Part of a data file

• • • •

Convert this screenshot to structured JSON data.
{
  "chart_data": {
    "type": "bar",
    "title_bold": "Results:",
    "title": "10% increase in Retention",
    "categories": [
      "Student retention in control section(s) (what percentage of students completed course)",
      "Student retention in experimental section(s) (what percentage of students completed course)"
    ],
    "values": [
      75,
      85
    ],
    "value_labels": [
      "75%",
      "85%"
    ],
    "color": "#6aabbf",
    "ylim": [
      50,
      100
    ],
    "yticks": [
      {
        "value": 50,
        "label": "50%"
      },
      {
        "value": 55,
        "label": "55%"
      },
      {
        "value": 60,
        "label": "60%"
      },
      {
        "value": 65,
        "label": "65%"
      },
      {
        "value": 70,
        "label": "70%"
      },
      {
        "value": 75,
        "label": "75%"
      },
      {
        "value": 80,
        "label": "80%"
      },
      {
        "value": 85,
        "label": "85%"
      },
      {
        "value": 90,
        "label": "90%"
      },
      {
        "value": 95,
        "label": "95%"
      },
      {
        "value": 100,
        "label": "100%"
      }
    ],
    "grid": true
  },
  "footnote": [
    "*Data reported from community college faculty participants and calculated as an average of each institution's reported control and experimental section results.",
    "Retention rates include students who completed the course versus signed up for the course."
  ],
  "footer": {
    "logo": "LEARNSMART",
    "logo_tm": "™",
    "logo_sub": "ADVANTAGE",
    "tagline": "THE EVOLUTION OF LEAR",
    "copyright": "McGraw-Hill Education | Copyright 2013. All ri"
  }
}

• • • •

- Required work: Take the listing above and write it out again exactly.

- Final result:
Convert this screenshot to structured JSON data.
{
  "chart_data": {
    "type": "bar",
    "title_bold": "Results:",
    "title": "10% increase in Retention",
    "categories": [
      "Student retention in control section(s) (what percentage of students completed course)",
      "Student retention in experimental section(s) (what percentage of students completed course)"
    ],
    "values": [
      75,
      85
    ],
    "value_labels": [
      "75%",
      "85%"
    ],
    "color": "#6aabbf",
    "ylim": [
      50,
      100
    ],
    "yticks": [
      {
        "value": 50,
        "label": "50%"
      },
      {
        "value": 55,
        "label": "55%"
      },
      {
        "value": 60,
        "label": "60%"
      },
      {
        "value": 65,
        "label": "65%"
      },
      {
        "value": 70,
        "label": "70%"
      },
      {
        "value": 75,
        "label": "75%"
      },
      {
        "value": 80,
        "label": "80%"
      },
      {
        "value": 85,
        "label": "85%"
      },
      {
        "value": 90,
        "label": "90%"
      },
      {
        "value": 95,
        "label": "95%"
      },
      {
        "value": 100,
        "label": "100%"
      }
    ],
    "grid": true
  },
  "footnote": [
    "*Data reported from community college faculty participants and calculated as an average of each institution's reported control and experimental section results.",
    "Retention rates include students who completed the course versus signed up for the course."
  ],
  "footer": {
    "logo": "LEARNSMART",
    "logo_tm": "™",
    "logo_sub": "ADVANTAGE",
    "tagline": "THE EVOLUTION OF LEAR",
    "copyright": "McGraw-Hill Education | Copyright 2013. All ri"
  }
}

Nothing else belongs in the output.